-- What needs to be done --
Reproduce the material verbatim from the line with "sidebar-search-button[interactable] <box>635 52" to the line with "article-thumbnail[interactable]: 薛之谦 吉他帮", both lines included.

-- Dataset extract --
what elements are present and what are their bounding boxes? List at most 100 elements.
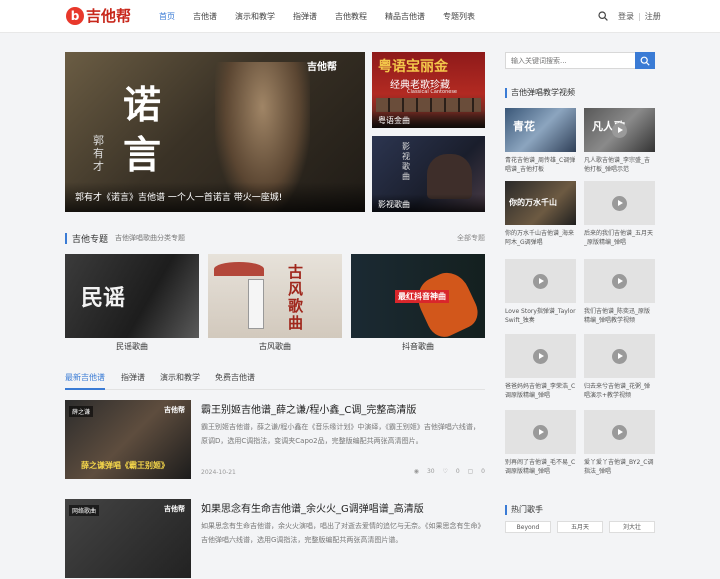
sidebar-search-button[interactable] <box>635 52 655 69</box>
tab-active-indicator <box>65 388 105 390</box>
singer-tag[interactable]: 五月天 <box>557 521 603 533</box>
logo-text: 吉他帮 <box>86 7 132 25</box>
article-thumbnail[interactable]: 薛之谦 吉他帮 薛之谦弹唱《霸王别姬》 <box>65 400 191 479</box>
topic-card-ancient[interactable]: 古风歌曲 古风歌曲 <box>208 254 342 354</box>
video-thumbnail[interactable] <box>584 410 655 454</box>
comment-icon: ▢ <box>467 468 474 475</box>
play-icon[interactable] <box>533 349 548 364</box>
tab-latest[interactable]: 最新吉他谱 <box>65 372 105 383</box>
hero-title-char1: 诺 <box>123 82 162 127</box>
nav-guitar-tabs[interactable]: 吉他谱 <box>184 0 226 33</box>
play-icon[interactable] <box>612 349 627 364</box>
article-thumbnail[interactable]: 网络歌曲 吉他帮 <box>65 499 191 578</box>
auth-links: 登录 | 注册 <box>618 0 661 33</box>
side-banner-cantonese[interactable]: 粤语宝丽金 经典老歌珍藏 Classical Cantonese 粤语金曲 <box>372 52 485 128</box>
video-overlay-text: 青花 <box>513 120 535 133</box>
hero-caption-bar: 郭有才《诺言》吉他谱 一个人一首诺言 带火一座城! <box>65 182 365 212</box>
topic-card-label[interactable]: 古风歌曲 <box>208 341 342 352</box>
hero-caption[interactable]: 郭有才《诺言》吉他谱 一个人一首诺言 带火一座城! <box>75 190 282 203</box>
video-card[interactable]: 后来的我们吉他谱_五月天_原版精编_弹唱 <box>584 181 655 255</box>
tab-fingerstyle[interactable]: 指弹谱 <box>121 372 145 383</box>
nav-home[interactable]: 首页 <box>150 0 184 33</box>
side-banner-caption-bar: 粤语金曲 <box>372 110 485 128</box>
video-card[interactable]: 我们吉他谱_陈奕迅_原版精编_弹唱教学视频 <box>584 259 655 333</box>
article-date: 2024-10-21 <box>201 469 236 476</box>
tab-demo[interactable]: 演示和教学 <box>160 372 200 383</box>
article-title[interactable]: 霸王别姬吉他谱_薛之谦/程小鑫_C调_完整高清版 <box>201 401 416 416</box>
video-card[interactable]: 爸爸妈妈吉他谱_李荣浩_C调原版精编_弹唱 <box>505 334 576 408</box>
play-icon[interactable] <box>612 425 627 440</box>
auth-divider: | <box>638 12 641 21</box>
article-excerpt: 霸王别姬吉他谱，薛之谦/程小鑫在《音乐缘计划》中演绎，《霸王别姬》吉他弹唱六线谱… <box>201 423 480 445</box>
video-caption[interactable]: 青花吉他谱_周传雄_C调弹唱谱_吉他打板 <box>505 156 576 174</box>
video-caption[interactable]: 你的万水千山吉他谱_海来阿木_G调弹唱 <box>505 229 576 247</box>
view-count: 30 <box>426 468 435 475</box>
side-banner-caption-bar: 影视歌曲 <box>372 194 485 212</box>
search-icon[interactable] <box>598 11 608 21</box>
video-caption[interactable]: 爱丫爱丫吉他谱_BY2_C调指法_弹唱 <box>584 458 655 476</box>
topic-card-label[interactable]: 抖音歌曲 <box>351 341 485 352</box>
section-accent <box>505 88 507 98</box>
video-card[interactable]: 别再闹了吉他谱_毛不易_C调原版精编_弹唱 <box>505 410 576 484</box>
video-card[interactable]: 你的万水千山 你的万水千山吉他谱_海来阿木_G调弹唱 <box>505 181 576 255</box>
side-banner-film[interactable]: 影视歌曲 影视歌曲 <box>372 136 485 212</box>
play-icon[interactable] <box>612 123 627 138</box>
video-card[interactable]: Love Story指弹谱_Taylor Swift_独奏 <box>505 259 576 333</box>
hero-title-char2: 言 <box>123 132 162 177</box>
sidebar-search-input[interactable] <box>505 52 635 69</box>
topics-more-link[interactable]: 全部专题 <box>457 233 485 243</box>
nav-premium-tabs[interactable]: 精品吉他谱 <box>376 0 434 33</box>
topic-card-label[interactable]: 民谣歌曲 <box>65 341 199 352</box>
video-thumbnail[interactable] <box>584 334 655 378</box>
video-caption[interactable]: 后来的我们吉他谱_五月天_原版精编_弹唱 <box>584 229 655 247</box>
tab-free[interactable]: 免费吉他谱 <box>215 372 255 383</box>
video-caption[interactable]: 凡人歌吉他谱_李宗盛_吉他打板_弹唱示范 <box>584 156 655 174</box>
topic-card-folk[interactable]: 民谣 民谣歌曲 <box>65 254 199 354</box>
hero-banner[interactable]: 诺 言 郭有才 吉他帮 郭有才《诺言》吉他谱 一个人一首诺言 带火一座城! <box>65 52 365 212</box>
video-thumbnail[interactable] <box>584 181 655 225</box>
nav-tutorials[interactable]: 吉他教程 <box>326 0 376 33</box>
video-caption[interactable]: Love Story指弹谱_Taylor Swift_独奏 <box>505 307 576 325</box>
site-logo[interactable]: b 吉他帮 <box>66 7 136 27</box>
singer-tag[interactable]: Beyond <box>505 521 551 533</box>
login-link[interactable]: 登录 <box>618 12 634 21</box>
article-tag: 网络歌曲 <box>69 505 100 516</box>
article-item[interactable]: 网络歌曲 吉他帮 如果思念有生命吉他谱_余火火_G调弹唱谱_高清版 如果思念有生… <box>65 499 485 579</box>
play-icon[interactable] <box>612 196 627 211</box>
video-card[interactable]: 青花 青花吉他谱_周传雄_C调弹唱谱_吉他打板 <box>505 108 576 182</box>
hero-watermark: 吉他帮 <box>307 62 337 73</box>
video-caption[interactable]: 我们吉他谱_陈奕迅_原版精编_弹唱教学视频 <box>584 307 655 325</box>
section-accent <box>505 505 507 515</box>
play-icon[interactable] <box>533 425 548 440</box>
video-thumbnail[interactable]: 青花 <box>505 108 576 152</box>
video-thumbnail[interactable] <box>505 334 576 378</box>
video-caption[interactable]: 爸爸妈妈吉他谱_李荣浩_C调原版精编_弹唱 <box>505 382 576 400</box>
nav-topics[interactable]: 专题列表 <box>434 0 484 33</box>
video-thumbnail[interactable] <box>505 259 576 303</box>
video-widget-header: 吉他弹唱教学视频 <box>505 87 655 99</box>
side-banner-caption: 粤语金曲 <box>378 116 410 125</box>
video-card[interactable]: 爱丫爱丫吉他谱_BY2_C调指法_弹唱 <box>584 410 655 484</box>
video-thumbnail[interactable] <box>584 259 655 303</box>
nav-demo-teaching[interactable]: 演示和教学 <box>226 0 284 33</box>
topic-card-image: 最红抖音神曲 <box>351 254 485 338</box>
video-thumbnail[interactable] <box>505 410 576 454</box>
play-icon[interactable] <box>533 274 548 289</box>
play-icon[interactable] <box>612 274 627 289</box>
video-thumbnail[interactable]: 凡人歌 <box>584 108 655 152</box>
video-thumbnail[interactable]: 你的万水千山 <box>505 181 576 225</box>
video-card[interactable]: 凡人歌 凡人歌吉他谱_李宗盛_吉他打板_弹唱示范 <box>584 108 655 182</box>
video-card[interactable]: 归去来兮吉他谱_花粥_弹唱演示+教学视频 <box>584 334 655 408</box>
heart-icon[interactable]: ♡ <box>443 468 448 475</box>
video-caption[interactable]: 归去来兮吉他谱_花粥_弹唱演示+教学视频 <box>584 382 655 400</box>
topic-card-douyin[interactable]: 最红抖音神曲 抖音歌曲 <box>351 254 485 354</box>
side-banner-title: 粤语宝丽金 <box>378 59 448 75</box>
logo-mark: b <box>66 7 84 25</box>
video-caption[interactable]: 别再闹了吉他谱_毛不易_C调原版精编_弹唱 <box>505 458 576 476</box>
register-link[interactable]: 注册 <box>645 12 661 21</box>
article-item[interactable]: 薛之谦 吉他帮 薛之谦弹唱《霸王别姬》 霸王别姬吉他谱_薛之谦/程小鑫_C调_完… <box>65 400 485 480</box>
nav-fingerstyle[interactable]: 指弹谱 <box>284 0 326 33</box>
topics-header: 吉他专题 吉他弹唱歌曲分类专题 全部专题 <box>65 232 485 246</box>
article-title[interactable]: 如果思念有生命吉他谱_余火火_G调弹唱谱_高清版 <box>201 500 424 515</box>
singer-tag[interactable]: 刘大壮 <box>609 521 655 533</box>
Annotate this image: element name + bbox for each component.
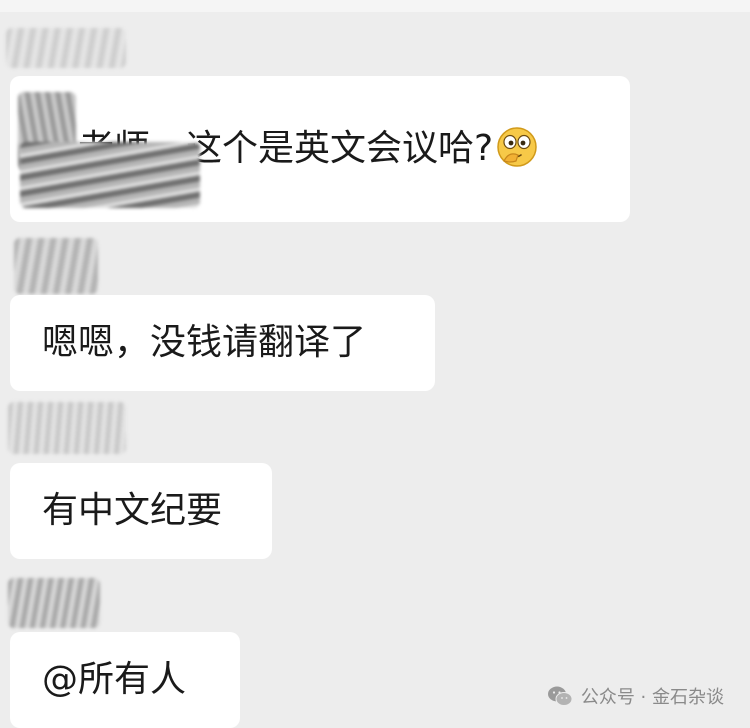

-- The result --
sidebar-search-button[interactable] <box>635 52 655 69</box>
tab-active-indicator <box>65 388 105 390</box>
singer-tag[interactable]: 五月天 <box>557 521 603 533</box>
logo-text: 吉他帮 <box>86 7 132 25</box>
article-thumbnail[interactable]: 薛之谦 吉他帮 薛之谦弹唱《霸王别姬》 <box>65 400 191 479</box>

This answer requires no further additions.